>> BEGIN INFORMATION PROVIDED

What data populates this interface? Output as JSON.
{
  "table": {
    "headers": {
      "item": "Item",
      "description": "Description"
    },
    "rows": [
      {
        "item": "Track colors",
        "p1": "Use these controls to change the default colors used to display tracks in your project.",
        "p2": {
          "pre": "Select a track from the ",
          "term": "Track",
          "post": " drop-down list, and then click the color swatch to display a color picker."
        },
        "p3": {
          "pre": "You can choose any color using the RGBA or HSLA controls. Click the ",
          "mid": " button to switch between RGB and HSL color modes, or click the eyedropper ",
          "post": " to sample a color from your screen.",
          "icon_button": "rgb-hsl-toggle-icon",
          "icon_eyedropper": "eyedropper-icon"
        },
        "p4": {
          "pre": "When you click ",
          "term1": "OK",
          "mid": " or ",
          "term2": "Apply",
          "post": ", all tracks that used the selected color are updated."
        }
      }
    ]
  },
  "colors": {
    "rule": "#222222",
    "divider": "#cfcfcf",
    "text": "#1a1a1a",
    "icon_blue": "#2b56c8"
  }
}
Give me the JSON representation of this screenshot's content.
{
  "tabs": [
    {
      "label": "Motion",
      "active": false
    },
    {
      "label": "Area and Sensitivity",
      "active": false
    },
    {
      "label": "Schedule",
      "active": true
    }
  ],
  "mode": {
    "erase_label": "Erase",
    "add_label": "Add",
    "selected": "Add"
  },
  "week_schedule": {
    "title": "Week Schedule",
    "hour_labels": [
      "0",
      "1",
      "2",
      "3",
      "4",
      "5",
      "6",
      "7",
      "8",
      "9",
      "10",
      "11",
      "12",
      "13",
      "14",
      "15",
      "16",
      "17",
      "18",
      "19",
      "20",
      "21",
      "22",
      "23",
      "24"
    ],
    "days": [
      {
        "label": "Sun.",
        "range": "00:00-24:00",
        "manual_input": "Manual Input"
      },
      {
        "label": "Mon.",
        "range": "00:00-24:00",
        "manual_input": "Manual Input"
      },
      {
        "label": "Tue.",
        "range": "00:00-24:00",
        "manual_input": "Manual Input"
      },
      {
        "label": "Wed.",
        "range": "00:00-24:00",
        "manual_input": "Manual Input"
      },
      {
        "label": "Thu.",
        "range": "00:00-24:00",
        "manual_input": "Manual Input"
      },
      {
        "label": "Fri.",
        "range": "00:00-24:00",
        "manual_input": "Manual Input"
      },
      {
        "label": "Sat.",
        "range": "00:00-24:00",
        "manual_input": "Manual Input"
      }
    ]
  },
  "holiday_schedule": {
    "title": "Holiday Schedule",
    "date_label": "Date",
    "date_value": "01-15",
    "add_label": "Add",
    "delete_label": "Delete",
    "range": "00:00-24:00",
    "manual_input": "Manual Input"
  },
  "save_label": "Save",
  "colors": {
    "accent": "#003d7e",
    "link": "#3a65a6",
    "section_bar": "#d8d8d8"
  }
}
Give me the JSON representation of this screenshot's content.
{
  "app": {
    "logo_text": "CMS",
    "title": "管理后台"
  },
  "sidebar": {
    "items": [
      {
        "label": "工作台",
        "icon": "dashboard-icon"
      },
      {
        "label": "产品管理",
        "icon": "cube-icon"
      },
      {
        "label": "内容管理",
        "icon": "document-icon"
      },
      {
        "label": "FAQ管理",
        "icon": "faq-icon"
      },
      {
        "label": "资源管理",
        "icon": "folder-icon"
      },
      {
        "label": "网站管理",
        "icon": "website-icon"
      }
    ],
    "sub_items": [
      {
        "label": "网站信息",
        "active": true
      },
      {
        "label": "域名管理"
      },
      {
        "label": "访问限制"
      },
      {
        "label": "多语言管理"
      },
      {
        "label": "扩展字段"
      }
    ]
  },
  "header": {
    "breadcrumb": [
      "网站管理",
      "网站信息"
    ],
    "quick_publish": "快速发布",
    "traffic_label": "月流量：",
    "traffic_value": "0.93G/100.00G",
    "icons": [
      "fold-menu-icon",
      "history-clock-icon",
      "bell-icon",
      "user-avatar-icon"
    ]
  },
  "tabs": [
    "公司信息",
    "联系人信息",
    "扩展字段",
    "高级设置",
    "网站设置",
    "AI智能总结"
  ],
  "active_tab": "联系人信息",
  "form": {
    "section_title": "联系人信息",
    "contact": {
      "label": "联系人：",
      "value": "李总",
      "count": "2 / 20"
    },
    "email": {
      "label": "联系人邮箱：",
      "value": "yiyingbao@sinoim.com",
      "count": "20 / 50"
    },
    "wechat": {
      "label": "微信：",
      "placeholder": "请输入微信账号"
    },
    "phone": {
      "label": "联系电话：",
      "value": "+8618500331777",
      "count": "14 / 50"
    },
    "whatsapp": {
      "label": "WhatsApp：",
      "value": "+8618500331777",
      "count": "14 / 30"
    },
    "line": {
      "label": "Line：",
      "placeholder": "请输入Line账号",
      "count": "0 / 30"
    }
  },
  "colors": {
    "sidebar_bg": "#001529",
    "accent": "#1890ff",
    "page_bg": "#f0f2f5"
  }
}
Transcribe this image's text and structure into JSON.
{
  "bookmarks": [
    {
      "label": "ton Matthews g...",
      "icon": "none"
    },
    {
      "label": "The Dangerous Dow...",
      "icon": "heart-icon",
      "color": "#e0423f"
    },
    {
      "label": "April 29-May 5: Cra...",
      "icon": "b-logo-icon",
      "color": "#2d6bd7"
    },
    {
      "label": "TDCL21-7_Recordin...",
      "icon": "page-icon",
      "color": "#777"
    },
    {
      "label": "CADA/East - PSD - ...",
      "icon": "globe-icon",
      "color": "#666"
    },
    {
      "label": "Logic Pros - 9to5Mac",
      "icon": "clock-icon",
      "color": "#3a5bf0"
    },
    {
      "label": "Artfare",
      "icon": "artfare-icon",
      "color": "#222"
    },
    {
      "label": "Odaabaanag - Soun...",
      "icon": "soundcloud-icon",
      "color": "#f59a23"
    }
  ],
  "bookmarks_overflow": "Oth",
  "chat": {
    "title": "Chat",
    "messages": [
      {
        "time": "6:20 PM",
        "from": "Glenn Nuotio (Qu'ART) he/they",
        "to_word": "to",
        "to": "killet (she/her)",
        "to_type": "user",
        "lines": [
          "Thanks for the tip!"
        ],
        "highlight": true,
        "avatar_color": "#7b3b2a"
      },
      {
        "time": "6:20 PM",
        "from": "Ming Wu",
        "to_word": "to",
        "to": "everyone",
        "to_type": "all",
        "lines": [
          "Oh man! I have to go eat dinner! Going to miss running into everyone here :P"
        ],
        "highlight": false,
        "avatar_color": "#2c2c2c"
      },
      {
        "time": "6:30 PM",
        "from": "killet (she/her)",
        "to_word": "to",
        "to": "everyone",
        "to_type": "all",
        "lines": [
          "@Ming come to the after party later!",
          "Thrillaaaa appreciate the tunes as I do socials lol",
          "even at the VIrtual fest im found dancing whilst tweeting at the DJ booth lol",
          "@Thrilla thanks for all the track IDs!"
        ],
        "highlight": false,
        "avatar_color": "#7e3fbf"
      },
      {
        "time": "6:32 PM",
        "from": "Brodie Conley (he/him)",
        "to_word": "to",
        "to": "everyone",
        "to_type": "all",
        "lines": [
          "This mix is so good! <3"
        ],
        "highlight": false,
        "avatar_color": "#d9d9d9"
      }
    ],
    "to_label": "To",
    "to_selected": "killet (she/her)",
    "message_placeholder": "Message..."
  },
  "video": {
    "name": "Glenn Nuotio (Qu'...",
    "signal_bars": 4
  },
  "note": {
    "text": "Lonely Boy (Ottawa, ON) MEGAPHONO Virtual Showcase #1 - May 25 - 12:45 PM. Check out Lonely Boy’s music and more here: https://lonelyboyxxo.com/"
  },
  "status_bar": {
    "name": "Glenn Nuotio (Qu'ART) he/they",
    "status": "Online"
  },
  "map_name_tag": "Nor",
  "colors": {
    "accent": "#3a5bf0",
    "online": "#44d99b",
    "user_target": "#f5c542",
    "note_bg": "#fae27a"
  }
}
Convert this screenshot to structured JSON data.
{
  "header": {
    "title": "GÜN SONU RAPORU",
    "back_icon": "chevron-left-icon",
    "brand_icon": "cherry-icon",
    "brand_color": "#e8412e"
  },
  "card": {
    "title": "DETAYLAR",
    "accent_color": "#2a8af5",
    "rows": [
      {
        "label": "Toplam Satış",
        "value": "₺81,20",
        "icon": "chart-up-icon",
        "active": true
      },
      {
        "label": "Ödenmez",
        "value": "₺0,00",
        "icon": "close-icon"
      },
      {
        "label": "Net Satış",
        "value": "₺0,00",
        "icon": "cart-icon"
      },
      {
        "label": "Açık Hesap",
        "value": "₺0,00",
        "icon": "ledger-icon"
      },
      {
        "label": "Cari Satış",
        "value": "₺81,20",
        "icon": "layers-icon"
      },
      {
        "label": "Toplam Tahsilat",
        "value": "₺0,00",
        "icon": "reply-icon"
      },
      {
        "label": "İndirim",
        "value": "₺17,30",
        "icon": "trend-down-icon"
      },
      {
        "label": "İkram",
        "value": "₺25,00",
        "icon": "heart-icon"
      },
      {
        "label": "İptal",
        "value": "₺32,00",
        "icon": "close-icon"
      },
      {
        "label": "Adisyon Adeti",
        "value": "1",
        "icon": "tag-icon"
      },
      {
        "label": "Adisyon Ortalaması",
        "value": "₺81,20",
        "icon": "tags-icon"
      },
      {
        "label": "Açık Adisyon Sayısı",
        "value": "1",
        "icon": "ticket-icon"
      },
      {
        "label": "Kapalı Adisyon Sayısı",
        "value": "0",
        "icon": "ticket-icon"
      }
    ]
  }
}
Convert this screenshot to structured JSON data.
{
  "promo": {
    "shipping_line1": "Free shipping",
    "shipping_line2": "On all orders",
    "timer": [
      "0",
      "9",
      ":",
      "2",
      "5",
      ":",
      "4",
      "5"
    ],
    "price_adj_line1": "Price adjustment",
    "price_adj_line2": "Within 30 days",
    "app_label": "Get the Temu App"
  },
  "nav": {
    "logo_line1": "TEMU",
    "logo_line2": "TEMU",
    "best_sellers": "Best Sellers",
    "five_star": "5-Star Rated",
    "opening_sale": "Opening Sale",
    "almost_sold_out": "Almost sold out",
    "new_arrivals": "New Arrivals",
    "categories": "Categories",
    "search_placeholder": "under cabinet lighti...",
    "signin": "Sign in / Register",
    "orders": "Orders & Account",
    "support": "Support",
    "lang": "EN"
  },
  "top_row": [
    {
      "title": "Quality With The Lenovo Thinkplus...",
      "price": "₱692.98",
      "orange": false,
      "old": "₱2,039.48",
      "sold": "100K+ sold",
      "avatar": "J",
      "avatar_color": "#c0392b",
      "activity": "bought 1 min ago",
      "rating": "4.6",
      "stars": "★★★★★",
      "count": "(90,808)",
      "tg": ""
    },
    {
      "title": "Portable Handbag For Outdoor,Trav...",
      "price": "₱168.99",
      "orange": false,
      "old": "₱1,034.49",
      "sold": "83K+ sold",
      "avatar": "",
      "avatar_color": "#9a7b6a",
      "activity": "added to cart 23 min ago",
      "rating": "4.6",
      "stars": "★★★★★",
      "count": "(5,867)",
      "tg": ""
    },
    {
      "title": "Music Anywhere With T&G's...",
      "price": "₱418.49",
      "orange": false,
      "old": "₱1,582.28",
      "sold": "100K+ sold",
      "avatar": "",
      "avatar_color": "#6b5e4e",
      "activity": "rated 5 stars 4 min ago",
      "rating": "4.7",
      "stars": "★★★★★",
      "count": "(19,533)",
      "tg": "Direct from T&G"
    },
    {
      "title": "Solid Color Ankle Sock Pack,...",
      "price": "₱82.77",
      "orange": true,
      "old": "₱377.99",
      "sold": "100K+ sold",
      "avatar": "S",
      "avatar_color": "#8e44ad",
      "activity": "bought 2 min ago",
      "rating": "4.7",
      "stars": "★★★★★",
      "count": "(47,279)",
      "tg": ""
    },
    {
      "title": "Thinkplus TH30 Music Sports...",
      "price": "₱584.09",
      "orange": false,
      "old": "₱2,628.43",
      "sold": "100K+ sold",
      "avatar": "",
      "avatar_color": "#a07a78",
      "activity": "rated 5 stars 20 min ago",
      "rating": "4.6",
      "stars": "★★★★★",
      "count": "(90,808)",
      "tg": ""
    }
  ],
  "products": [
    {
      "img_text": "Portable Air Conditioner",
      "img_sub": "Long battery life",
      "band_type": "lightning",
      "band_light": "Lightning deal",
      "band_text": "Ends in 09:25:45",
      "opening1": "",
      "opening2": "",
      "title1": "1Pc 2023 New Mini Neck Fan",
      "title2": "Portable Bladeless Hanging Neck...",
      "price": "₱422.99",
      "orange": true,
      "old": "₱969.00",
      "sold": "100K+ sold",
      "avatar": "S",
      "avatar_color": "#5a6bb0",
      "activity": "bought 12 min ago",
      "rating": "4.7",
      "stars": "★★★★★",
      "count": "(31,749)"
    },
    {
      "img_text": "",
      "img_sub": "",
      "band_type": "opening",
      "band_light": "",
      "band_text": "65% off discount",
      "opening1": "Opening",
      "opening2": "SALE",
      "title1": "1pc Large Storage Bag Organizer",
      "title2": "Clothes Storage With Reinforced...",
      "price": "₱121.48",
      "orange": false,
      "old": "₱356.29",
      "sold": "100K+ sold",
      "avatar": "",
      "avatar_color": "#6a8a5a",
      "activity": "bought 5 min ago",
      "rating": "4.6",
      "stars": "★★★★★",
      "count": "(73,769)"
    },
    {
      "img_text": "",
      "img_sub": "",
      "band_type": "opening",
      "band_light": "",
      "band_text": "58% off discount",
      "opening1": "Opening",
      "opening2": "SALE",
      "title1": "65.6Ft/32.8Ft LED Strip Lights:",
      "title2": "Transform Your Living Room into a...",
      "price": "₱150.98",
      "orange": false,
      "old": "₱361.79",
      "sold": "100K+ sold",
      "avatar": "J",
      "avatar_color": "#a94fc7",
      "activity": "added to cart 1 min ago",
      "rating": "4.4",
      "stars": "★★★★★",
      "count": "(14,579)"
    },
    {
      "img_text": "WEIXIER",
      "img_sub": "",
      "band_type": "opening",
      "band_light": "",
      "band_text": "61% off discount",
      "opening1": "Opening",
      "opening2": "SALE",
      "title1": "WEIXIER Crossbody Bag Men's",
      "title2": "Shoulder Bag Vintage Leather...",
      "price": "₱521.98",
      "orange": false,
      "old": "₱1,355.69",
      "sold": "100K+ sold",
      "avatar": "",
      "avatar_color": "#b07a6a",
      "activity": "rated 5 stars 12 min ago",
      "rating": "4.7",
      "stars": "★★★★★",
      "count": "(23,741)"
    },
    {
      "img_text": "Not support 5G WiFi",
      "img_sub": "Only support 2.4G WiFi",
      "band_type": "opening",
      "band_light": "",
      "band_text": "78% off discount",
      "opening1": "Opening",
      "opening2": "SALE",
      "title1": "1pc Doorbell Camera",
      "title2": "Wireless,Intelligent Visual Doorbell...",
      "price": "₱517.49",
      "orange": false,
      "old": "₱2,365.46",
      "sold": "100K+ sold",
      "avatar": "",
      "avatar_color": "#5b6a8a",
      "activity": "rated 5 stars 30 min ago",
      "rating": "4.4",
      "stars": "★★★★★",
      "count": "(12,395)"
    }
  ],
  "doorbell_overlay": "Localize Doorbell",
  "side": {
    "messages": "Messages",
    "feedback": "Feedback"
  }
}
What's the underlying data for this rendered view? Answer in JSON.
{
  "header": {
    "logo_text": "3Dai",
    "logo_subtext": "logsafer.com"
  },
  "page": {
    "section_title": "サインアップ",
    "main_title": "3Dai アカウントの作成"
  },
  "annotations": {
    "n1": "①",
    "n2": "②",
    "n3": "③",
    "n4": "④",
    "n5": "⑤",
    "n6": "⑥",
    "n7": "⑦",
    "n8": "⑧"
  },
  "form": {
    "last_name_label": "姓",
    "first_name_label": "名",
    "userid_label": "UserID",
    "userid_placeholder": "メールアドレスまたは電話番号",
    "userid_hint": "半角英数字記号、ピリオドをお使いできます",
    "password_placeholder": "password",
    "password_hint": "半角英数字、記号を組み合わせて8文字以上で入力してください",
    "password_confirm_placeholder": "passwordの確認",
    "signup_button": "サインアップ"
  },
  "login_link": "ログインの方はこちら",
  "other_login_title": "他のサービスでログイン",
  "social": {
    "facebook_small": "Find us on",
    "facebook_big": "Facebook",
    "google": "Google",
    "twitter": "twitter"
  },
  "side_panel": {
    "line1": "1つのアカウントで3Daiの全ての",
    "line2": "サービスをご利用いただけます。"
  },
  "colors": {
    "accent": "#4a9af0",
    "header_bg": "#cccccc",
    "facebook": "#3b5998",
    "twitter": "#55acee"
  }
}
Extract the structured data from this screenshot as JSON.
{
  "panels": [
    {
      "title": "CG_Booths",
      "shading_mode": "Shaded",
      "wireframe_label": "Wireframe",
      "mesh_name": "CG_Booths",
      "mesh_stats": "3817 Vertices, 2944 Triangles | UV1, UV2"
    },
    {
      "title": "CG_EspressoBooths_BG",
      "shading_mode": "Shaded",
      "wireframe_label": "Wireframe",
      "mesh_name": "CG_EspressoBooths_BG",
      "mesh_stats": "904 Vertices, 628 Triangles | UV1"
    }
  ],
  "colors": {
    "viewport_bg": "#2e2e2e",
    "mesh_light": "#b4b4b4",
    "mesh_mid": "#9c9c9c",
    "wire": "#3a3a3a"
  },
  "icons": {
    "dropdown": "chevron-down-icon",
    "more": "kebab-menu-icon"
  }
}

>> END INFORMATION PROVIDED

## SHORT TASK
Select all lines in the listing that include the word "controls".

## REPLY TO THE TASK
        "p1": "Use these controls to change the default colors used to display tracks in your project.",
          "pre": "You can choose any color using the RGBA or HSLA controls. Click the ",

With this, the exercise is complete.